══ DATASET EXTRACT

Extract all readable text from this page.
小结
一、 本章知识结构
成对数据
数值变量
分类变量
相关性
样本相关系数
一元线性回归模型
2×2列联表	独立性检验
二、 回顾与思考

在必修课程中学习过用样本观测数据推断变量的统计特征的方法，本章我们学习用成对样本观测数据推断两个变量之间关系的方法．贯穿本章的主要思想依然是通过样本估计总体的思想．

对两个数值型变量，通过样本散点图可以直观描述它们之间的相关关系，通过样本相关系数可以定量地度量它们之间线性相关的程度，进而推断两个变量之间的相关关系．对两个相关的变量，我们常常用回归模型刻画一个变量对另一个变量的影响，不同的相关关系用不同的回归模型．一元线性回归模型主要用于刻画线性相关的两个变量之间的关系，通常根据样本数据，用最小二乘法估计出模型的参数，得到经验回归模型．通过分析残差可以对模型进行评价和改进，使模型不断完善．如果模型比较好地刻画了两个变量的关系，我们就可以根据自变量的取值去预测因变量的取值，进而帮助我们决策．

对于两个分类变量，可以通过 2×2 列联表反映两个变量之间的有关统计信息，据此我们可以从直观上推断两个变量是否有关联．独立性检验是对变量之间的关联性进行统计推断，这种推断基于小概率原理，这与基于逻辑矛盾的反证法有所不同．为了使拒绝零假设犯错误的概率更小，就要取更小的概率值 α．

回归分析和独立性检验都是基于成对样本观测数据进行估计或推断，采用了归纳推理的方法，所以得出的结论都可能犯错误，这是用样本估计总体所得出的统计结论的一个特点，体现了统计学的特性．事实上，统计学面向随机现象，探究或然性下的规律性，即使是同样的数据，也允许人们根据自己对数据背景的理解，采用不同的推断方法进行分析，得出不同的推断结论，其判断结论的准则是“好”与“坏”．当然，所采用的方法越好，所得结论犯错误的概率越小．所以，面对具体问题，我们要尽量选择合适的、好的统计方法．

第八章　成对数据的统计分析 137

════

Retype the material in full. Each word must match.

Extract all readable text from this page.
小结
一、 本章知识结构
成对数据
数值变量
分类变量
相关性
样本相关系数
一元线性回归模型
2×2列联表	独立性检验
二、 回顾与思考

在必修课程中学习过用样本观测数据推断变量的统计特征的方法，本章我们学习用成对样本观测数据推断两个变量之间关系的方法．贯穿本章的主要思想依然是通过样本估计总体的思想．

对两个数值型变量，通过样本散点图可以直观描述它们之间的相关关系，通过样本相关系数可以定量地度量它们之间线性相关的程度，进而推断两个变量之间的相关关系．对两个相关的变量，我们常常用回归模型刻画一个变量对另一个变量的影响，不同的相关关系用不同的回归模型．一元线性回归模型主要用于刻画线性相关的两个变量之间的关系，通常根据样本数据，用最小二乘法估计出模型的参数，得到经验回归模型．通过分析残差可以对模型进行评价和改进，使模型不断完善．如果模型比较好地刻画了两个变量的关系，我们就可以根据自变量的取值去预测因变量的取值，进而帮助我们决策．

对于两个分类变量，可以通过 2×2 列联表反映两个变量之间的有关统计信息，据此我们可以从直观上推断两个变量是否有关联．独立性检验是对变量之间的关联性进行统计推断，这种推断基于小概率原理，这与基于逻辑矛盾的反证法有所不同．为了使拒绝零假设犯错误的概率更小，就要取更小的概率值 α．

回归分析和独立性检验都是基于成对样本观测数据进行估计或推断，采用了归纳推理的方法，所以得出的结论都可能犯错误，这是用样本估计总体所得出的统计结论的一个特点，体现了统计学的特性．事实上，统计学面向随机现象，探究或然性下的规律性，即使是同样的数据，也允许人们根据自己对数据背景的理解，采用不同的推断方法进行分析，得出不同的推断结论，其判断结论的准则是“好”与“坏”．当然，所采用的方法越好，所得结论犯错误的概率越小．所以，面对具体问题，我们要尽量选择合适的、好的统计方法．

第八章　成对数据的统计分析 137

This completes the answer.